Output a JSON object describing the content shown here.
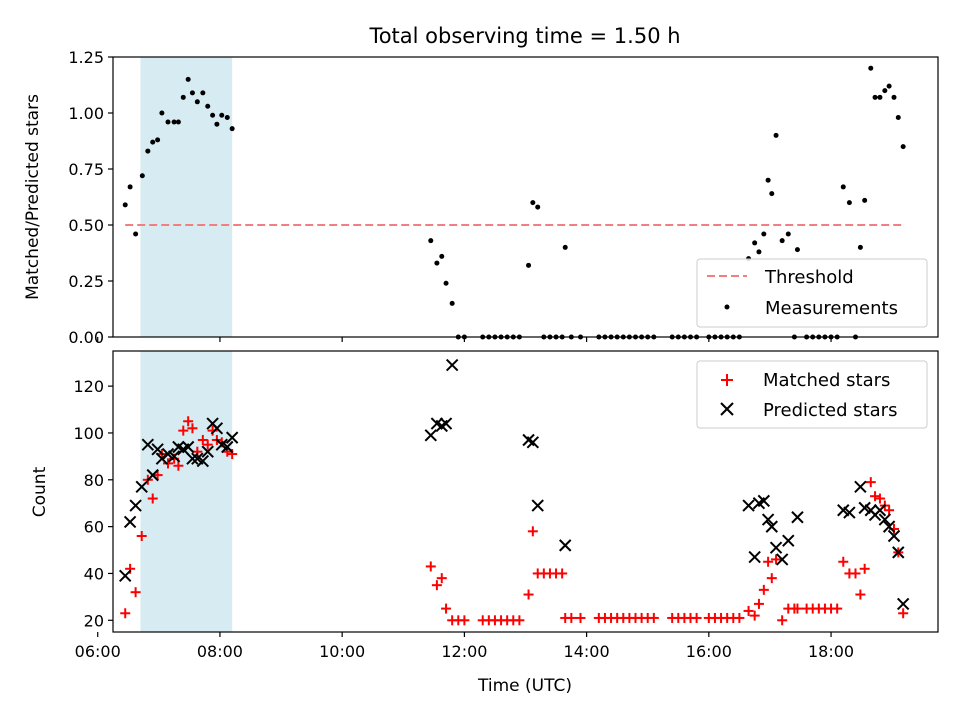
{
  "chart_data": [
    {
      "type": "scatter",
      "title": "Total observing time = 1.50 h",
      "xlabel": "",
      "ylabel": "Matched/Predicted stars",
      "xlim": [
        6.25,
        19.75
      ],
      "ylim": [
        0,
        1.25
      ],
      "x_ticks": [
        "06:00",
        "08:00",
        "10:00",
        "12:00",
        "14:00",
        "16:00",
        "18:00"
      ],
      "y_ticks": [
        "0.00",
        "0.25",
        "0.50",
        "0.75",
        "1.00",
        "1.25"
      ],
      "shaded_span": {
        "x_start": 6.7,
        "x_end": 8.2,
        "color": "#add8e6"
      },
      "legend_position": "lower-right",
      "threshold": {
        "name": "Threshold",
        "y": 0.5,
        "x_start": 6.45,
        "x_end": 19.2,
        "color": "#f08080"
      },
      "series": [
        {
          "name": "Measurements",
          "color": "#000000",
          "points": [
            [
              6.45,
              0.59
            ],
            [
              6.53,
              0.67
            ],
            [
              6.62,
              0.46
            ],
            [
              6.73,
              0.72
            ],
            [
              6.82,
              0.83
            ],
            [
              6.9,
              0.87
            ],
            [
              6.98,
              0.88
            ],
            [
              7.05,
              1.0
            ],
            [
              7.15,
              0.96
            ],
            [
              7.25,
              0.96
            ],
            [
              7.32,
              0.96
            ],
            [
              7.4,
              1.07
            ],
            [
              7.48,
              1.15
            ],
            [
              7.55,
              1.09
            ],
            [
              7.63,
              1.05
            ],
            [
              7.72,
              1.09
            ],
            [
              7.8,
              1.03
            ],
            [
              7.88,
              0.99
            ],
            [
              7.95,
              0.95
            ],
            [
              8.03,
              0.99
            ],
            [
              8.12,
              0.98
            ],
            [
              8.2,
              0.93
            ],
            [
              11.45,
              0.43
            ],
            [
              11.55,
              0.33
            ],
            [
              11.63,
              0.36
            ],
            [
              11.7,
              0.24
            ],
            [
              11.8,
              0.15
            ],
            [
              11.9,
              0.0
            ],
            [
              12.0,
              0.0
            ],
            [
              12.3,
              0.0
            ],
            [
              12.4,
              0.0
            ],
            [
              12.5,
              0.0
            ],
            [
              12.6,
              0.0
            ],
            [
              12.7,
              0.0
            ],
            [
              12.8,
              0.0
            ],
            [
              12.9,
              0.0
            ],
            [
              13.05,
              0.32
            ],
            [
              13.12,
              0.6
            ],
            [
              13.2,
              0.58
            ],
            [
              13.3,
              0.0
            ],
            [
              13.4,
              0.0
            ],
            [
              13.5,
              0.0
            ],
            [
              13.6,
              0.0
            ],
            [
              13.65,
              0.4
            ],
            [
              13.75,
              0.0
            ],
            [
              13.9,
              0.0
            ],
            [
              14.2,
              0.0
            ],
            [
              14.3,
              0.0
            ],
            [
              14.4,
              0.0
            ],
            [
              14.5,
              0.0
            ],
            [
              14.6,
              0.0
            ],
            [
              14.7,
              0.0
            ],
            [
              14.8,
              0.0
            ],
            [
              14.9,
              0.0
            ],
            [
              15.0,
              0.0
            ],
            [
              15.1,
              0.0
            ],
            [
              15.4,
              0.0
            ],
            [
              15.5,
              0.0
            ],
            [
              15.6,
              0.0
            ],
            [
              15.7,
              0.0
            ],
            [
              15.8,
              0.0
            ],
            [
              16.0,
              0.0
            ],
            [
              16.1,
              0.0
            ],
            [
              16.2,
              0.0
            ],
            [
              16.3,
              0.0
            ],
            [
              16.4,
              0.0
            ],
            [
              16.5,
              0.0
            ],
            [
              16.65,
              0.35
            ],
            [
              16.75,
              0.42
            ],
            [
              16.82,
              0.38
            ],
            [
              16.9,
              0.46
            ],
            [
              16.97,
              0.7
            ],
            [
              17.03,
              0.64
            ],
            [
              17.1,
              0.9
            ],
            [
              17.2,
              0.43
            ],
            [
              17.3,
              0.46
            ],
            [
              17.45,
              0.39
            ],
            [
              17.4,
              0.0
            ],
            [
              17.6,
              0.0
            ],
            [
              17.7,
              0.0
            ],
            [
              17.8,
              0.0
            ],
            [
              17.9,
              0.0
            ],
            [
              18.0,
              0.0
            ],
            [
              18.1,
              0.0
            ],
            [
              18.2,
              0.67
            ],
            [
              18.3,
              0.6
            ],
            [
              18.4,
              0.0
            ],
            [
              18.48,
              0.4
            ],
            [
              18.55,
              0.61
            ],
            [
              18.65,
              1.2
            ],
            [
              18.72,
              1.07
            ],
            [
              18.8,
              1.07
            ],
            [
              18.88,
              1.1
            ],
            [
              18.95,
              1.12
            ],
            [
              19.03,
              1.07
            ],
            [
              19.1,
              0.98
            ],
            [
              19.18,
              0.85
            ]
          ]
        }
      ]
    },
    {
      "type": "scatter",
      "title": "",
      "xlabel": "Time (UTC)",
      "ylabel": "Count",
      "xlim": [
        6.25,
        19.75
      ],
      "ylim": [
        15,
        135
      ],
      "x_ticks": [
        "06:00",
        "08:00",
        "10:00",
        "12:00",
        "14:00",
        "16:00",
        "18:00"
      ],
      "y_ticks": [
        "20",
        "40",
        "60",
        "80",
        "100",
        "120"
      ],
      "shaded_span": {
        "x_start": 6.7,
        "x_end": 8.2,
        "color": "#add8e6"
      },
      "legend_position": "top-right",
      "series": [
        {
          "name": "Matched stars",
          "marker": "plus",
          "color": "#ff0000",
          "points": [
            [
              6.45,
              23
            ],
            [
              6.53,
              42
            ],
            [
              6.62,
              32
            ],
            [
              6.72,
              56
            ],
            [
              6.82,
              80
            ],
            [
              6.9,
              72
            ],
            [
              6.98,
              82
            ],
            [
              7.05,
              91
            ],
            [
              7.15,
              87
            ],
            [
              7.25,
              89
            ],
            [
              7.32,
              86
            ],
            [
              7.4,
              101
            ],
            [
              7.48,
              105
            ],
            [
              7.55,
              102
            ],
            [
              7.63,
              92
            ],
            [
              7.72,
              97
            ],
            [
              7.8,
              95
            ],
            [
              7.88,
              101
            ],
            [
              7.95,
              97
            ],
            [
              8.03,
              96
            ],
            [
              8.12,
              92
            ],
            [
              8.2,
              91
            ],
            [
              11.45,
              43
            ],
            [
              11.55,
              35
            ],
            [
              11.63,
              38
            ],
            [
              11.7,
              25
            ],
            [
              11.8,
              20
            ],
            [
              11.9,
              20
            ],
            [
              12.0,
              20
            ],
            [
              12.3,
              20
            ],
            [
              12.4,
              20
            ],
            [
              12.5,
              20
            ],
            [
              12.6,
              20
            ],
            [
              12.7,
              20
            ],
            [
              12.8,
              20
            ],
            [
              12.9,
              20
            ],
            [
              13.05,
              31
            ],
            [
              13.12,
              58
            ],
            [
              13.2,
              40
            ],
            [
              13.3,
              40
            ],
            [
              13.4,
              40
            ],
            [
              13.5,
              40
            ],
            [
              13.6,
              40
            ],
            [
              13.65,
              21
            ],
            [
              13.75,
              21
            ],
            [
              13.9,
              21
            ],
            [
              14.2,
              21
            ],
            [
              14.3,
              21
            ],
            [
              14.4,
              21
            ],
            [
              14.5,
              21
            ],
            [
              14.6,
              21
            ],
            [
              14.7,
              21
            ],
            [
              14.8,
              21
            ],
            [
              14.9,
              21
            ],
            [
              15.0,
              21
            ],
            [
              15.1,
              21
            ],
            [
              15.4,
              21
            ],
            [
              15.5,
              21
            ],
            [
              15.6,
              21
            ],
            [
              15.7,
              21
            ],
            [
              15.8,
              21
            ],
            [
              16.0,
              21
            ],
            [
              16.1,
              21
            ],
            [
              16.2,
              21
            ],
            [
              16.3,
              21
            ],
            [
              16.4,
              21
            ],
            [
              16.5,
              21
            ],
            [
              16.65,
              24
            ],
            [
              16.75,
              22
            ],
            [
              16.82,
              27
            ],
            [
              16.9,
              33
            ],
            [
              16.97,
              45
            ],
            [
              17.03,
              38
            ],
            [
              17.1,
              46
            ],
            [
              17.2,
              20
            ],
            [
              17.3,
              25
            ],
            [
              17.45,
              25
            ],
            [
              17.4,
              25
            ],
            [
              17.6,
              25
            ],
            [
              17.7,
              25
            ],
            [
              17.8,
              25
            ],
            [
              17.9,
              25
            ],
            [
              18.0,
              25
            ],
            [
              18.1,
              25
            ],
            [
              18.2,
              45
            ],
            [
              18.3,
              40
            ],
            [
              18.4,
              40
            ],
            [
              18.48,
              31
            ],
            [
              18.55,
              42
            ],
            [
              18.65,
              79
            ],
            [
              18.72,
              73
            ],
            [
              18.8,
              72
            ],
            [
              18.88,
              69
            ],
            [
              18.95,
              67
            ],
            [
              19.03,
              59
            ],
            [
              19.1,
              49
            ],
            [
              19.18,
              23
            ]
          ]
        },
        {
          "name": "Predicted stars",
          "marker": "x",
          "color": "#000000",
          "points": [
            [
              6.45,
              39
            ],
            [
              6.53,
              62
            ],
            [
              6.62,
              69
            ],
            [
              6.72,
              77
            ],
            [
              6.82,
              95
            ],
            [
              6.9,
              82
            ],
            [
              6.98,
              93
            ],
            [
              7.05,
              89
            ],
            [
              7.15,
              91
            ],
            [
              7.25,
              90
            ],
            [
              7.32,
              94
            ],
            [
              7.4,
              93
            ],
            [
              7.48,
              94
            ],
            [
              7.55,
              89
            ],
            [
              7.63,
              89
            ],
            [
              7.72,
              88
            ],
            [
              7.8,
              92
            ],
            [
              7.88,
              104
            ],
            [
              7.95,
              102
            ],
            [
              8.03,
              95
            ],
            [
              8.12,
              94
            ],
            [
              8.2,
              98
            ],
            [
              11.45,
              99
            ],
            [
              11.55,
              104
            ],
            [
              11.63,
              103
            ],
            [
              11.7,
              104
            ],
            [
              11.8,
              129
            ],
            [
              13.05,
              97
            ],
            [
              13.12,
              96
            ],
            [
              13.2,
              69
            ],
            [
              13.65,
              52
            ],
            [
              16.65,
              69
            ],
            [
              16.75,
              47
            ],
            [
              16.82,
              70
            ],
            [
              16.9,
              71
            ],
            [
              16.97,
              63
            ],
            [
              17.03,
              60
            ],
            [
              17.1,
              51
            ],
            [
              17.2,
              46
            ],
            [
              17.3,
              54
            ],
            [
              17.45,
              64
            ],
            [
              18.2,
              67
            ],
            [
              18.3,
              66
            ],
            [
              18.48,
              77
            ],
            [
              18.55,
              68
            ],
            [
              18.65,
              67
            ],
            [
              18.72,
              65
            ],
            [
              18.8,
              67
            ],
            [
              18.88,
              63
            ],
            [
              18.95,
              60
            ],
            [
              19.03,
              56
            ],
            [
              19.1,
              49
            ],
            [
              19.18,
              27
            ]
          ]
        }
      ]
    }
  ]
}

==*==

--- Task goal ---
Using the material above, gather every line that includes "right".

--- Answer in full ---
      "legend_position": "lower-right",
      "legend_position": "top-right",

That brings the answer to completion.